**Exercise input:**
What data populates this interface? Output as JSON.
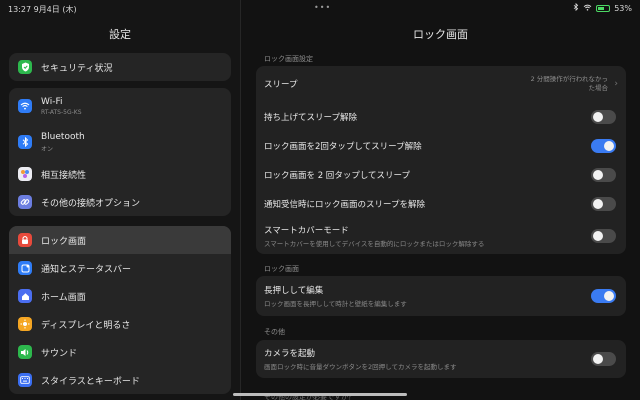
{
  "status": {
    "time": "13:27 9月4日 (木)",
    "dots": "•••",
    "battery": "53%",
    "icons": [
      "bluetooth-icon",
      "wifi-icon",
      "battery-icon"
    ]
  },
  "left": {
    "title": "設定",
    "groups": [
      {
        "items": [
          {
            "label": "セキュリティ状況",
            "icon": "shield-icon",
            "color": "#2db84d"
          }
        ]
      },
      {
        "items": [
          {
            "label": "Wi-Fi",
            "sub": "RT-ATS-5G-KS",
            "icon": "wifi-icon",
            "color": "#2f7cf6"
          },
          {
            "label": "Bluetooth",
            "sub": "オン",
            "icon": "bluetooth-icon",
            "color": "#2f7cf6"
          },
          {
            "label": "相互接続性",
            "icon": "interconnect-icon",
            "color": "#e8e8f0"
          },
          {
            "label": "その他の接続オプション",
            "icon": "link-icon",
            "color": "#6c7ee0"
          }
        ]
      },
      {
        "items": [
          {
            "label": "ロック画面",
            "icon": "lock-icon",
            "color": "#e84a3c"
          },
          {
            "label": "通知とステータスバー",
            "icon": "notification-icon",
            "color": "#2f7cf6"
          },
          {
            "label": "ホーム画面",
            "icon": "home-icon",
            "color": "#4b6ef0"
          },
          {
            "label": "ディスプレイと明るさ",
            "icon": "sun-icon",
            "color": "#f5a623"
          },
          {
            "label": "サウンド",
            "icon": "sound-icon",
            "color": "#2db84d"
          },
          {
            "label": "スタイラスとキーボード",
            "icon": "keyboard-icon",
            "color": "#3b6ff2"
          }
        ]
      }
    ]
  },
  "right": {
    "title": "ロック画面",
    "section1": "ロック画面設定",
    "sleep": {
      "label": "スリープ",
      "value": "2 分間操作が行われなかった場合"
    },
    "rows1": [
      {
        "label": "持ち上げてスリープ解除",
        "on": false
      },
      {
        "label": "ロック画面を2回タップしてスリープ解除",
        "on": true
      },
      {
        "label": "ロック画面を 2 回タップしてスリープ",
        "on": false
      },
      {
        "label": "通知受信時にロック画面のスリープを解除",
        "on": false
      }
    ],
    "smartcover": {
      "label": "スマートカバーモード",
      "sub": "スマートカバーを使用してデバイスを自動的にロックまたはロック解除する",
      "on": false
    },
    "section2": "ロック画面",
    "longpress": {
      "label": "長押しして編集",
      "sub": "ロック画面を長押しして時計と壁紙を編集します",
      "on": true
    },
    "section3": "その他",
    "camera": {
      "label": "カメラを起動",
      "sub": "画面ロック時に音量ダウンボタンを2回押してカメラを起動します",
      "on": false
    },
    "peek": "その他の設定が必要ですか？"
  }
}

**Work to do:** Every entry above needs to be retyped exactly; drop the pictures.

**Completed exercise:**
What data populates this interface? Output as JSON.
{
  "status": {
    "time": "13:27 9月4日 (木)",
    "dots": "•••",
    "battery": "53%",
    "icons": [
      "bluetooth-icon",
      "wifi-icon",
      "battery-icon"
    ]
  },
  "left": {
    "title": "設定",
    "groups": [
      {
        "items": [
          {
            "label": "セキュリティ状況",
            "icon": "shield-icon",
            "color": "#2db84d"
          }
        ]
      },
      {
        "items": [
          {
            "label": "Wi-Fi",
            "sub": "RT-ATS-5G-KS",
            "icon": "wifi-icon",
            "color": "#2f7cf6"
          },
          {
            "label": "Bluetooth",
            "sub": "オン",
            "icon": "bluetooth-icon",
            "color": "#2f7cf6"
          },
          {
            "label": "相互接続性",
            "icon": "interconnect-icon",
            "color": "#e8e8f0"
          },
          {
            "label": "その他の接続オプション",
            "icon": "link-icon",
            "color": "#6c7ee0"
          }
        ]
      },
      {
        "items": [
          {
            "label": "ロック画面",
            "icon": "lock-icon",
            "color": "#e84a3c"
          },
          {
            "label": "通知とステータスバー",
            "icon": "notification-icon",
            "color": "#2f7cf6"
          },
          {
            "label": "ホーム画面",
            "icon": "home-icon",
            "color": "#4b6ef0"
          },
          {
            "label": "ディスプレイと明るさ",
            "icon": "sun-icon",
            "color": "#f5a623"
          },
          {
            "label": "サウンド",
            "icon": "sound-icon",
            "color": "#2db84d"
          },
          {
            "label": "スタイラスとキーボード",
            "icon": "keyboard-icon",
            "color": "#3b6ff2"
          }
        ]
      }
    ]
  },
  "right": {
    "title": "ロック画面",
    "section1": "ロック画面設定",
    "sleep": {
      "label": "スリープ",
      "value": "2 分間操作が行われなかった場合"
    },
    "rows1": [
      {
        "label": "持ち上げてスリープ解除",
        "on": false
      },
      {
        "label": "ロック画面を2回タップしてスリープ解除",
        "on": true
      },
      {
        "label": "ロック画面を 2 回タップしてスリープ",
        "on": false
      },
      {
        "label": "通知受信時にロック画面のスリープを解除",
        "on": false
      }
    ],
    "smartcover": {
      "label": "スマートカバーモード",
      "sub": "スマートカバーを使用してデバイスを自動的にロックまたはロック解除する",
      "on": false
    },
    "section2": "ロック画面",
    "longpress": {
      "label": "長押しして編集",
      "sub": "ロック画面を長押しして時計と壁紙を編集します",
      "on": true
    },
    "section3": "その他",
    "camera": {
      "label": "カメラを起動",
      "sub": "画面ロック時に音量ダウンボタンを2回押してカメラを起動します",
      "on": false
    },
    "peek": "その他の設定が必要ですか？"
  }
}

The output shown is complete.